Rows from a dataset
* BEGIN *

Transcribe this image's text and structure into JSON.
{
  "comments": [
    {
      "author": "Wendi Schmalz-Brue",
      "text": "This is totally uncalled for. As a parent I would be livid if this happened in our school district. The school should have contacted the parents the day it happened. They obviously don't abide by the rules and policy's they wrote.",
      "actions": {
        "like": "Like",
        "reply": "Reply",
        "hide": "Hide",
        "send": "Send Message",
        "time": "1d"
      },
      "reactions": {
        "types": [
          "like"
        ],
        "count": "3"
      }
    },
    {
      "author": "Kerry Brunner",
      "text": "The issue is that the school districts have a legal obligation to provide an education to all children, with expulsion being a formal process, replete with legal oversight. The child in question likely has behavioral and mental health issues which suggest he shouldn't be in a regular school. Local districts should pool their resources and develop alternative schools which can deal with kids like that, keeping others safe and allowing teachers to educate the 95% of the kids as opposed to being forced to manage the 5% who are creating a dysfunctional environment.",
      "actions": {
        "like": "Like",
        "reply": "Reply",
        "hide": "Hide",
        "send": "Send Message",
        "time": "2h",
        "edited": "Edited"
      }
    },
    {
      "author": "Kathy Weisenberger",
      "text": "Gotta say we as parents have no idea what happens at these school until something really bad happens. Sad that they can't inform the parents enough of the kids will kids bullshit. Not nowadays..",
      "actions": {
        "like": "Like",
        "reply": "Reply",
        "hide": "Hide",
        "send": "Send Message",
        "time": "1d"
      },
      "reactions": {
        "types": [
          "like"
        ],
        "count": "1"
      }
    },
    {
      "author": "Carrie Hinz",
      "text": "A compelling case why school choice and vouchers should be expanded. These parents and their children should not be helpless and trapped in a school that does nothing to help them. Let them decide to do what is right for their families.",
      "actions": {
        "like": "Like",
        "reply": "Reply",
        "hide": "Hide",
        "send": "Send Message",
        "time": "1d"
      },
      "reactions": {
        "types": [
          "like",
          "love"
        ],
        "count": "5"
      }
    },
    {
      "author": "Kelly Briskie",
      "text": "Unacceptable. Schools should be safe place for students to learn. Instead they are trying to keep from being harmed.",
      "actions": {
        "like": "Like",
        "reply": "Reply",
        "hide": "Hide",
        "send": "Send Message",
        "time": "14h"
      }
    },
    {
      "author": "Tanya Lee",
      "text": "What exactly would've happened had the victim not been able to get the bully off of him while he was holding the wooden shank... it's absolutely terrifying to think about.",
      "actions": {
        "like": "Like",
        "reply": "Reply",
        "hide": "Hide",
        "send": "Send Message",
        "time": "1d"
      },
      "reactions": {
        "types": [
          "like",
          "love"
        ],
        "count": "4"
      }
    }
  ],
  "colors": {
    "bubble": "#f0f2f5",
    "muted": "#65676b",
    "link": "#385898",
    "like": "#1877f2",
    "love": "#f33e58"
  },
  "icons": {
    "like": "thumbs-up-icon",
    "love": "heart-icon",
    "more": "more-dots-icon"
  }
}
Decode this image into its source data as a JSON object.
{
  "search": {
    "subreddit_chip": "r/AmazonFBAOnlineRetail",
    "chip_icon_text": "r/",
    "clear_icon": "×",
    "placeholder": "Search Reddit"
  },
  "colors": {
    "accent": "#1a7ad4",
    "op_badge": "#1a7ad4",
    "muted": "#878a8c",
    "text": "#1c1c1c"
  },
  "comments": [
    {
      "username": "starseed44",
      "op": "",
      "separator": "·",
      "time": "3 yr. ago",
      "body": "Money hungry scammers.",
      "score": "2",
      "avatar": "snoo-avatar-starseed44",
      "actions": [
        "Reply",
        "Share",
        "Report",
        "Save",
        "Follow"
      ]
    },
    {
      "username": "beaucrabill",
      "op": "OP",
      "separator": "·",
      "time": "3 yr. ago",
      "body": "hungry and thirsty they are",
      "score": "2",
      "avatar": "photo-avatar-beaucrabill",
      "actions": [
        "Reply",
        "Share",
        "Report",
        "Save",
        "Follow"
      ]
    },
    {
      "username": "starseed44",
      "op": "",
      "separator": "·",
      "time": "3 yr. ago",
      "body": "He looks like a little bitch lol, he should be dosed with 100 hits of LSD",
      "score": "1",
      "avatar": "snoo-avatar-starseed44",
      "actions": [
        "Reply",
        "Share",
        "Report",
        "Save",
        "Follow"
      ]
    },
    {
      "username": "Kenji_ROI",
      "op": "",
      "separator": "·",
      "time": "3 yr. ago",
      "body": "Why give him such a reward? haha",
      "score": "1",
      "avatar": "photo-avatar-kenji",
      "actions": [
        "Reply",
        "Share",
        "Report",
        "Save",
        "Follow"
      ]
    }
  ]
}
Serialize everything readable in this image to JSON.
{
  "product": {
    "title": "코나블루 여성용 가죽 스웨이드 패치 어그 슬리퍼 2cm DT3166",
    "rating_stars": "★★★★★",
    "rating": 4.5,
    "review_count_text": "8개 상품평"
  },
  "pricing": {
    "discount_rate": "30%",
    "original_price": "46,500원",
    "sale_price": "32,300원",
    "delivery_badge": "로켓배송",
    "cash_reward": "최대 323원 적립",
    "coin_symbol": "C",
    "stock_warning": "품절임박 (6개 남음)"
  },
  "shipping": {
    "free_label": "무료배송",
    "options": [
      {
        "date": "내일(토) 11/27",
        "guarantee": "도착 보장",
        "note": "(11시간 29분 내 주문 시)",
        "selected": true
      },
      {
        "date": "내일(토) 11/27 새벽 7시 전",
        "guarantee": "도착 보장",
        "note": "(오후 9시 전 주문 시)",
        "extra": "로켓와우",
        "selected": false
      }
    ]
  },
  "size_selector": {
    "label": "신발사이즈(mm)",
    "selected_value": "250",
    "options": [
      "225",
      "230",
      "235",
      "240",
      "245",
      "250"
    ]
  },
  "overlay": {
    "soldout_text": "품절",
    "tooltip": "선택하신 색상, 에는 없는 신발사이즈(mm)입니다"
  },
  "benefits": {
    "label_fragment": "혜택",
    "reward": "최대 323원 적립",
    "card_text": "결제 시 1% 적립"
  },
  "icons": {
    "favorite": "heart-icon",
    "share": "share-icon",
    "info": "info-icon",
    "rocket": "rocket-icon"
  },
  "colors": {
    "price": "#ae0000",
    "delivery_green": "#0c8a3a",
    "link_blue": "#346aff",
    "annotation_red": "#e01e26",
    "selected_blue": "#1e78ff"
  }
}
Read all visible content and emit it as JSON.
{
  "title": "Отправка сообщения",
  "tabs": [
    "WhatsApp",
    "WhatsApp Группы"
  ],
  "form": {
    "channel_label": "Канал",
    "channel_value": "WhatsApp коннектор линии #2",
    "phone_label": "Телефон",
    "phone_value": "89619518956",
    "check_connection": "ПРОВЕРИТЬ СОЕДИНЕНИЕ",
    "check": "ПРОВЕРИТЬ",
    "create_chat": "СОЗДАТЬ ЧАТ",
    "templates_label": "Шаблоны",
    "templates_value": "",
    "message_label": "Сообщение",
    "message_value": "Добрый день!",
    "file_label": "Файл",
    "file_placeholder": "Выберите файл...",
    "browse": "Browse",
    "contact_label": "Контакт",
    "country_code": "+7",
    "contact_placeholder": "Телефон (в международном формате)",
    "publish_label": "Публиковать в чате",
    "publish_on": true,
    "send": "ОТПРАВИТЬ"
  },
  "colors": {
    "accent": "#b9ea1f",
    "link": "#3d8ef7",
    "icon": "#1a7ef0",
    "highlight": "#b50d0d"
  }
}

* END *

▶ **What you should do**: Please set down each line of the records exactly as given.

▶ **Expected answer**:
Transcribe this image's text and structure into JSON.
{
  "comments": [
    {
      "author": "Wendi Schmalz-Brue",
      "text": "This is totally uncalled for. As a parent I would be livid if this happened in our school district. The school should have contacted the parents the day it happened. They obviously don't abide by the rules and policy's they wrote.",
      "actions": {
        "like": "Like",
        "reply": "Reply",
        "hide": "Hide",
        "send": "Send Message",
        "time": "1d"
      },
      "reactions": {
        "types": [
          "like"
        ],
        "count": "3"
      }
    },
    {
      "author": "Kerry Brunner",
      "text": "The issue is that the school districts have a legal obligation to provide an education to all children, with expulsion being a formal process, replete with legal oversight. The child in question likely has behavioral and mental health issues which suggest he shouldn't be in a regular school. Local districts should pool their resources and develop alternative schools which can deal with kids like that, keeping others safe and allowing teachers to educate the 95% of the kids as opposed to being forced to manage the 5% who are creating a dysfunctional environment.",
      "actions": {
        "like": "Like",
        "reply": "Reply",
        "hide": "Hide",
        "send": "Send Message",
        "time": "2h",
        "edited": "Edited"
      }
    },
    {
      "author": "Kathy Weisenberger",
      "text": "Gotta say we as parents have no idea what happens at these school until something really bad happens. Sad that they can't inform the parents enough of the kids will kids bullshit. Not nowadays..",
      "actions": {
        "like": "Like",
        "reply": "Reply",
        "hide": "Hide",
        "send": "Send Message",
        "time": "1d"
      },
      "reactions": {
        "types": [
          "like"
        ],
        "count": "1"
      }
    },
    {
      "author": "Carrie Hinz",
      "text": "A compelling case why school choice and vouchers should be expanded. These parents and their children should not be helpless and trapped in a school that does nothing to help them. Let them decide to do what is right for their families.",
      "actions": {
        "like": "Like",
        "reply": "Reply",
        "hide": "Hide",
        "send": "Send Message",
        "time": "1d"
      },
      "reactions": {
        "types": [
          "like",
          "love"
        ],
        "count": "5"
      }
    },
    {
      "author": "Kelly Briskie",
      "text": "Unacceptable. Schools should be safe place for students to learn. Instead they are trying to keep from being harmed.",
      "actions": {
        "like": "Like",
        "reply": "Reply",
        "hide": "Hide",
        "send": "Send Message",
        "time": "14h"
      }
    },
    {
      "author": "Tanya Lee",
      "text": "What exactly would've happened had the victim not been able to get the bully off of him while he was holding the wooden shank... it's absolutely terrifying to think about.",
      "actions": {
        "like": "Like",
        "reply": "Reply",
        "hide": "Hide",
        "send": "Send Message",
        "time": "1d"
      },
      "reactions": {
        "types": [
          "like",
          "love"
        ],
        "count": "4"
      }
    }
  ],
  "colors": {
    "bubble": "#f0f2f5",
    "muted": "#65676b",
    "link": "#385898",
    "like": "#1877f2",
    "love": "#f33e58"
  },
  "icons": {
    "like": "thumbs-up-icon",
    "love": "heart-icon",
    "more": "more-dots-icon"
  }
}
Decode this image into its source data as a JSON object.
{
  "search": {
    "subreddit_chip": "r/AmazonFBAOnlineRetail",
    "chip_icon_text": "r/",
    "clear_icon": "×",
    "placeholder": "Search Reddit"
  },
  "colors": {
    "accent": "#1a7ad4",
    "op_badge": "#1a7ad4",
    "muted": "#878a8c",
    "text": "#1c1c1c"
  },
  "comments": [
    {
      "username": "starseed44",
      "op": "",
      "separator": "·",
      "time": "3 yr. ago",
      "body": "Money hungry scammers.",
      "score": "2",
      "avatar": "snoo-avatar-starseed44",
      "actions": [
        "Reply",
        "Share",
        "Report",
        "Save",
        "Follow"
      ]
    },
    {
      "username": "beaucrabill",
      "op": "OP",
      "separator": "·",
      "time": "3 yr. ago",
      "body": "hungry and thirsty they are",
      "score": "2",
      "avatar": "photo-avatar-beaucrabill",
      "actions": [
        "Reply",
        "Share",
        "Report",
        "Save",
        "Follow"
      ]
    },
    {
      "username": "starseed44",
      "op": "",
      "separator": "·",
      "time": "3 yr. ago",
      "body": "He looks like a little bitch lol, he should be dosed with 100 hits of LSD",
      "score": "1",
      "avatar": "snoo-avatar-starseed44",
      "actions": [
        "Reply",
        "Share",
        "Report",
        "Save",
        "Follow"
      ]
    },
    {
      "username": "Kenji_ROI",
      "op": "",
      "separator": "·",
      "time": "3 yr. ago",
      "body": "Why give him such a reward? haha",
      "score": "1",
      "avatar": "photo-avatar-kenji",
      "actions": [
        "Reply",
        "Share",
        "Report",
        "Save",
        "Follow"
      ]
    }
  ]
}
Serialize everything readable in this image to JSON.
{
  "product": {
    "title": "코나블루 여성용 가죽 스웨이드 패치 어그 슬리퍼 2cm DT3166",
    "rating_stars": "★★★★★",
    "rating": 4.5,
    "review_count_text": "8개 상품평"
  },
  "pricing": {
    "discount_rate": "30%",
    "original_price": "46,500원",
    "sale_price": "32,300원",
    "delivery_badge": "로켓배송",
    "cash_reward": "최대 323원 적립",
    "coin_symbol": "C",
    "stock_warning": "품절임박 (6개 남음)"
  },
  "shipping": {
    "free_label": "무료배송",
    "options": [
      {
        "date": "내일(토) 11/27",
        "guarantee": "도착 보장",
        "note": "(11시간 29분 내 주문 시)",
        "selected": true
      },
      {
        "date": "내일(토) 11/27 새벽 7시 전",
        "guarantee": "도착 보장",
        "note": "(오후 9시 전 주문 시)",
        "extra": "로켓와우",
        "selected": false
      }
    ]
  },
  "size_selector": {
    "label": "신발사이즈(mm)",
    "selected_value": "250",
    "options": [
      "225",
      "230",
      "235",
      "240",
      "245",
      "250"
    ]
  },
  "overlay": {
    "soldout_text": "품절",
    "tooltip": "선택하신 색상, 에는 없는 신발사이즈(mm)입니다"
  },
  "benefits": {
    "label_fragment": "혜택",
    "reward": "최대 323원 적립",
    "card_text": "결제 시 1% 적립"
  },
  "icons": {
    "favorite": "heart-icon",
    "share": "share-icon",
    "info": "info-icon",
    "rocket": "rocket-icon"
  },
  "colors": {
    "price": "#ae0000",
    "delivery_green": "#0c8a3a",
    "link_blue": "#346aff",
    "annotation_red": "#e01e26",
    "selected_blue": "#1e78ff"
  }
}
Read all visible content and emit it as JSON.
{
  "title": "Отправка сообщения",
  "tabs": [
    "WhatsApp",
    "WhatsApp Группы"
  ],
  "form": {
    "channel_label": "Канал",
    "channel_value": "WhatsApp коннектор линии #2",
    "phone_label": "Телефон",
    "phone_value": "89619518956",
    "check_connection": "ПРОВЕРИТЬ СОЕДИНЕНИЕ",
    "check": "ПРОВЕРИТЬ",
    "create_chat": "СОЗДАТЬ ЧАТ",
    "templates_label": "Шаблоны",
    "templates_value": "",
    "message_label": "Сообщение",
    "message_value": "Добрый день!",
    "file_label": "Файл",
    "file_placeholder": "Выберите файл...",
    "browse": "Browse",
    "contact_label": "Контакт",
    "country_code": "+7",
    "contact_placeholder": "Телефон (в международном формате)",
    "publish_label": "Публиковать в чате",
    "publish_on": true,
    "send": "ОТПРАВИТЬ"
  },
  "colors": {
    "accent": "#b9ea1f",
    "link": "#3d8ef7",
    "icon": "#1a7ef0",
    "highlight": "#b50d0d"
  }
}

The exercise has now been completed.